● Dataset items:
--

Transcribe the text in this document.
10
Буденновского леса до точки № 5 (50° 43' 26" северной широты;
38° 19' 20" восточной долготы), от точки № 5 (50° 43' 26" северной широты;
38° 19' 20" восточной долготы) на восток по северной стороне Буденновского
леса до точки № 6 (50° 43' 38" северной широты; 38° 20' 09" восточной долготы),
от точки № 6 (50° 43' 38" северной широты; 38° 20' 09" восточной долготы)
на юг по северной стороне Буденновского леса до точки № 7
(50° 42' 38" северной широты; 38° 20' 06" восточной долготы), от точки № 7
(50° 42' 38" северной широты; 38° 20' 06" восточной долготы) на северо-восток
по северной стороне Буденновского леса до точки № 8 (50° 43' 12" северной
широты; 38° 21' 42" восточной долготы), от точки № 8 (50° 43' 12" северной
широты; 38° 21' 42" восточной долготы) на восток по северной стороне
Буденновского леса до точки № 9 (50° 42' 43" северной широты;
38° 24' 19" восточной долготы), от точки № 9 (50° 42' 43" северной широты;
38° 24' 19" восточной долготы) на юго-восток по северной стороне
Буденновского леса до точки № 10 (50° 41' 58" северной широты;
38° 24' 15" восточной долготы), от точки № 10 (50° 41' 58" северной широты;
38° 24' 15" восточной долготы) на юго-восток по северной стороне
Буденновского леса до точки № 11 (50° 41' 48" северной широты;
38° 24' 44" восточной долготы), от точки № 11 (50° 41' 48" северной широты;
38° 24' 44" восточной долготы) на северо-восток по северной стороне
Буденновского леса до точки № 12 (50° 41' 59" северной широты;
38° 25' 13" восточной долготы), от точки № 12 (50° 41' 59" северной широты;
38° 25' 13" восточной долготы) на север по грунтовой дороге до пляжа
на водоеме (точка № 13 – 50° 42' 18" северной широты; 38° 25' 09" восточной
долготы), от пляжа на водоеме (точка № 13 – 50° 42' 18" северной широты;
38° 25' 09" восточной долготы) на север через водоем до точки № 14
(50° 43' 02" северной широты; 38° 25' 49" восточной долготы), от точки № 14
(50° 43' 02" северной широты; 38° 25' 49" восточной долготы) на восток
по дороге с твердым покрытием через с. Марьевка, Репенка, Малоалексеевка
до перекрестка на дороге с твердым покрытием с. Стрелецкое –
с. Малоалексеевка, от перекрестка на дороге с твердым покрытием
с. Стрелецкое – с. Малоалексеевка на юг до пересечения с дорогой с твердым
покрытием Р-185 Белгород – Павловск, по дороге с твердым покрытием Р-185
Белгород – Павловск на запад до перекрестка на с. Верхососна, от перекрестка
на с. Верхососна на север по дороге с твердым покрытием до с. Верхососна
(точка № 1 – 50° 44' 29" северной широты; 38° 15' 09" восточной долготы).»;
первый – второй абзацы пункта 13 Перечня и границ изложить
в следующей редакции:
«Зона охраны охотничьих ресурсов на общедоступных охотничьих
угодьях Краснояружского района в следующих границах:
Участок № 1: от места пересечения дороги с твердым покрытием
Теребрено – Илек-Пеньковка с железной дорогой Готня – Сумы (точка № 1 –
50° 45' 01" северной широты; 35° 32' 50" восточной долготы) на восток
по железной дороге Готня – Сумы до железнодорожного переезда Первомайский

--

From the data, pick out every line that includes "через".

● Solution to this task:
38° 25' 09" восточной долготы) на север через водоем до точки № 14
по дороге с твердым покрытием через с. Марьевка, Репенка, Малоалексеевка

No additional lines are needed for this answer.